A line counts if it contains the string "flip"; say how many such lines there are, giving only the number.

--- BEGIN ---

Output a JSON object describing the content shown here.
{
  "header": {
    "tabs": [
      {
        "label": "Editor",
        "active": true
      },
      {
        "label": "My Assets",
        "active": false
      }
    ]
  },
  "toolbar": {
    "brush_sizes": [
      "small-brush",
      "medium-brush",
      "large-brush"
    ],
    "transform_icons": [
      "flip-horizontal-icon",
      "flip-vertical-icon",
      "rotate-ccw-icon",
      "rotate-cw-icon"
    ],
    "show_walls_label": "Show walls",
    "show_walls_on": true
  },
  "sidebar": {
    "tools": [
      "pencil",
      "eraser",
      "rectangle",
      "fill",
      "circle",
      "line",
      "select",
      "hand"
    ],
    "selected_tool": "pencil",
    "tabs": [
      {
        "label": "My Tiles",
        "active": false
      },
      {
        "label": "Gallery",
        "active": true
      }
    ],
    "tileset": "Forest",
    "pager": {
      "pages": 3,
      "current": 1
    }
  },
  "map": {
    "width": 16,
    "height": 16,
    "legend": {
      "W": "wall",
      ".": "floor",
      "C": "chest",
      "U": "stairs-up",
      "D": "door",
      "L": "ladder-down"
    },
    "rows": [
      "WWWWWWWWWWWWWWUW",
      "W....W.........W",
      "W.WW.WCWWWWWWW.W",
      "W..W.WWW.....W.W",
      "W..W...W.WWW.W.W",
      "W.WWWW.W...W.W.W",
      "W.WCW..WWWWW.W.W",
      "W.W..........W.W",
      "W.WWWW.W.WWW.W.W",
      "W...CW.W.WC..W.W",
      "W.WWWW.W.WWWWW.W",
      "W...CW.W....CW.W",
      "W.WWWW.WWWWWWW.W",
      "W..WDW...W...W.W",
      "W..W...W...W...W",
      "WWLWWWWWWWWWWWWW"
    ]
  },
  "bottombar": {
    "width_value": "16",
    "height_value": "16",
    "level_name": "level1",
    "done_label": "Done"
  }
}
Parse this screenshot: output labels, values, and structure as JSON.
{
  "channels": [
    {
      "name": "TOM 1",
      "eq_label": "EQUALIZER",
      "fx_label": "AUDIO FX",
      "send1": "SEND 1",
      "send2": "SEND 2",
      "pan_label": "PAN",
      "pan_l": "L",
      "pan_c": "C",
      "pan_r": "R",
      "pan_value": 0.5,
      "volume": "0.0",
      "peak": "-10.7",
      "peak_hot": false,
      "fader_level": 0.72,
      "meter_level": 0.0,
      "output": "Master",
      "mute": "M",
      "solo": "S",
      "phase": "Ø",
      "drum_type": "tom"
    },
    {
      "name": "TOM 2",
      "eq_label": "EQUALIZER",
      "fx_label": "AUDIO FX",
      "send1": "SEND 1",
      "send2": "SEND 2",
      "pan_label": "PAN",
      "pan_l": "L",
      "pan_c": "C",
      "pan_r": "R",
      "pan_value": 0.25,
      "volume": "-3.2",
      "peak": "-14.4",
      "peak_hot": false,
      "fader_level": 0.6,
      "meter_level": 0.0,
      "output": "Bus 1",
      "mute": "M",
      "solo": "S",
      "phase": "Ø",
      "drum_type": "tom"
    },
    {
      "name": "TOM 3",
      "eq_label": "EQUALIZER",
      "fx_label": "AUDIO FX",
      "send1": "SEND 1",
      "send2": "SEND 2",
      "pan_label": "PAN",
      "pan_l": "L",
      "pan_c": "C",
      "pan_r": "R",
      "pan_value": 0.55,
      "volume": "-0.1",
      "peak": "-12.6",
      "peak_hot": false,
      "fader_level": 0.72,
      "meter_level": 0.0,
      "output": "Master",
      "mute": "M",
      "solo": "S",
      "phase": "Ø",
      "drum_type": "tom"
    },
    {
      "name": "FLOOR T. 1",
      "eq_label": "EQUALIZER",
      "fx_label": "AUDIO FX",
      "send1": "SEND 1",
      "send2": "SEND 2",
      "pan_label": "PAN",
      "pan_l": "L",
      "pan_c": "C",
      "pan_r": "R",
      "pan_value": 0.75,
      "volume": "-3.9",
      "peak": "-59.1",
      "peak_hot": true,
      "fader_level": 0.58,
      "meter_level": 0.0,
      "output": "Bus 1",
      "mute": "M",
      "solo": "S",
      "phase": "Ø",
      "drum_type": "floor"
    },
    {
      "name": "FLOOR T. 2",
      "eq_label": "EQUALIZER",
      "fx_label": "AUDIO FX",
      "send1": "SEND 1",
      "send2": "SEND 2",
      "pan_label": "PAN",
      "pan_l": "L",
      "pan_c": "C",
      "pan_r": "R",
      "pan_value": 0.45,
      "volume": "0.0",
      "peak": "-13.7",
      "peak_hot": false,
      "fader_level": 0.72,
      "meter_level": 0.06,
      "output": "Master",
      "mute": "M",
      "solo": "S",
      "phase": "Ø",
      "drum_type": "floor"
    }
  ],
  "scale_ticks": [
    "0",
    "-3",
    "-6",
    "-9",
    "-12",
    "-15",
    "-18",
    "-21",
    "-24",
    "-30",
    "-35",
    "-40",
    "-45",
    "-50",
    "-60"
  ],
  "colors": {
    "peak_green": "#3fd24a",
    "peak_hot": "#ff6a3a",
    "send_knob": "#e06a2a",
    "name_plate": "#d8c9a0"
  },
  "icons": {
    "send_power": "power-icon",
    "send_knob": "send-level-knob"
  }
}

--- END ---

> _ANSWER_
2